What you will do »
State how many lines of the records contain the string "gemelo". Give the number alone.

Available data »
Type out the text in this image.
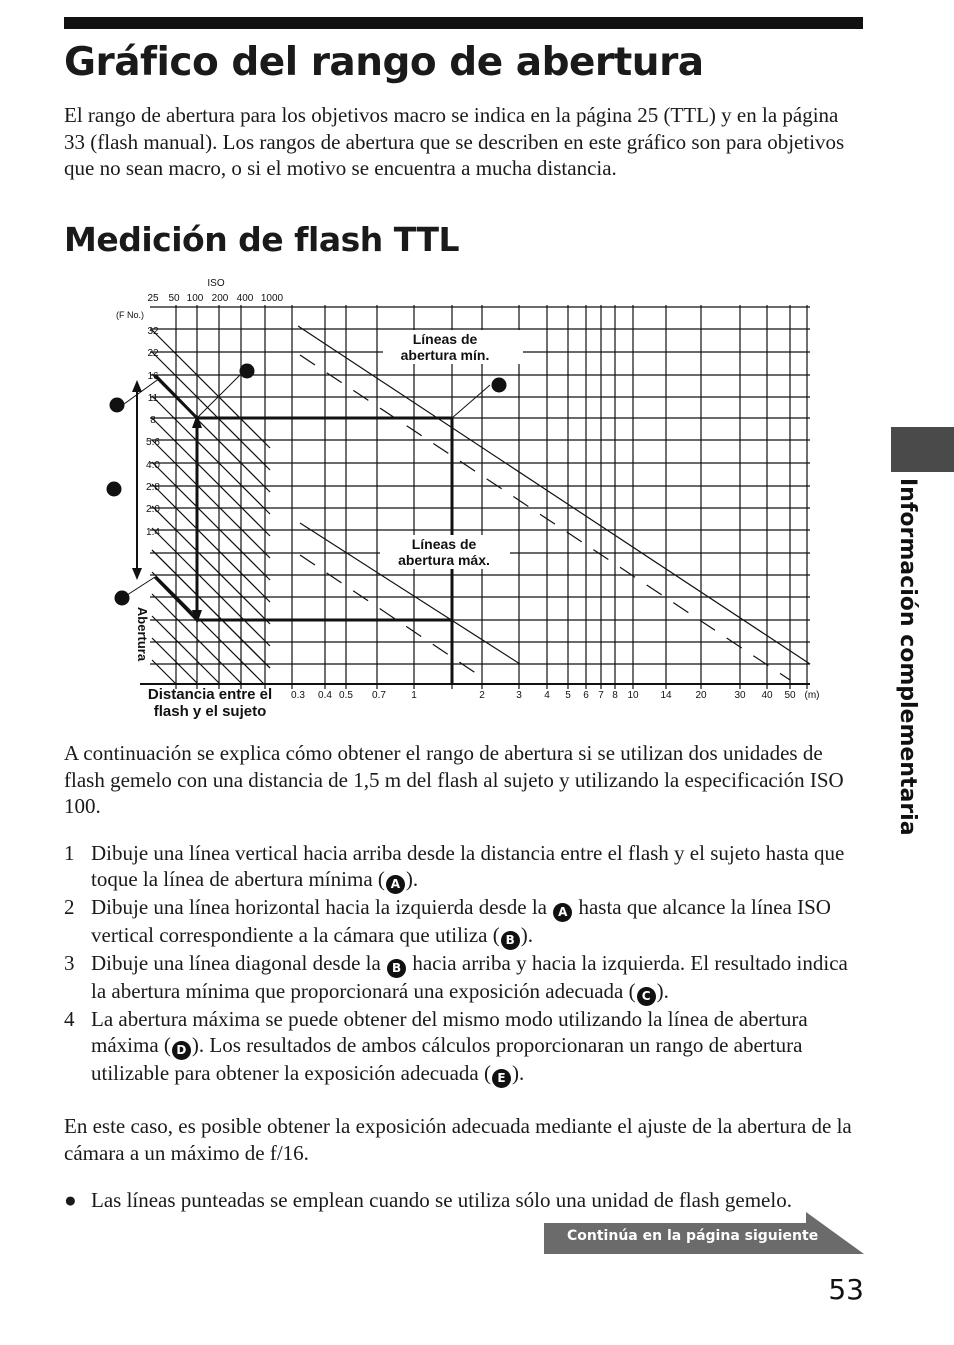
Gráfico del rango de abertura
El rango de abertura para los objetivos macro se indica en la página 25 (TTL) y en la página 33 (flash manual). Los rangos de abertura que se describen en este gráfico son para objetivos que no sean macro, o si el motivo se encuentra a mucha distancia.
Medición de flash TTL
A
B
C
D
E
ISO
25 50 100 200 400 1000
(F No.)
32
22
16
11
8
5.6
4.0
2.8
2.0
1.4
Abertura
0.3 0.4 0.5 0.7	1	2	3 4 5 6 7 8 10 14 20	30 40 50 (m)
Distancia entre el
flash y el sujeto
Líneas de
abertura mín.
Líneas de
abertura máx.
A continuación se explica cómo obtener el rango de abertura si se utilizan dos unidades de flash gemelo con una distancia de 1,5 m del flash al sujeto y utilizando la especificación ISO 100.
1 Dibuje una línea vertical hacia arriba desde la distancia entre el flash y el sujeto hasta que toque la línea de abertura mínima ( A ).
2 Dibuje una línea horizontal hacia la izquierda desde la A hasta que alcance la línea ISO vertical correspondiente a la cámara que utiliza ( B ).
3 Dibuje una línea diagonal desde la B hacia arriba y hacia la izquierda. El resultado indica la abertura mínima que proporcionará una exposición adecuada ( C ).
4 La abertura máxima se puede obtener del mismo modo utilizando la línea de abertura máxima ( D ). Los resultados de ambos cálculos proporcionaran un rango de abertura utilizable para obtener la exposición adecuada ( E ).
En este caso, es posible obtener la exposición adecuada mediante el ajuste de la abertura de la cámara a un máximo de f/16.
● Las líneas punteadas se emplean cuando se utiliza sólo una unidad de flash gemelo.
Información complementaria
Continúa en la página siguiente
53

Result »
2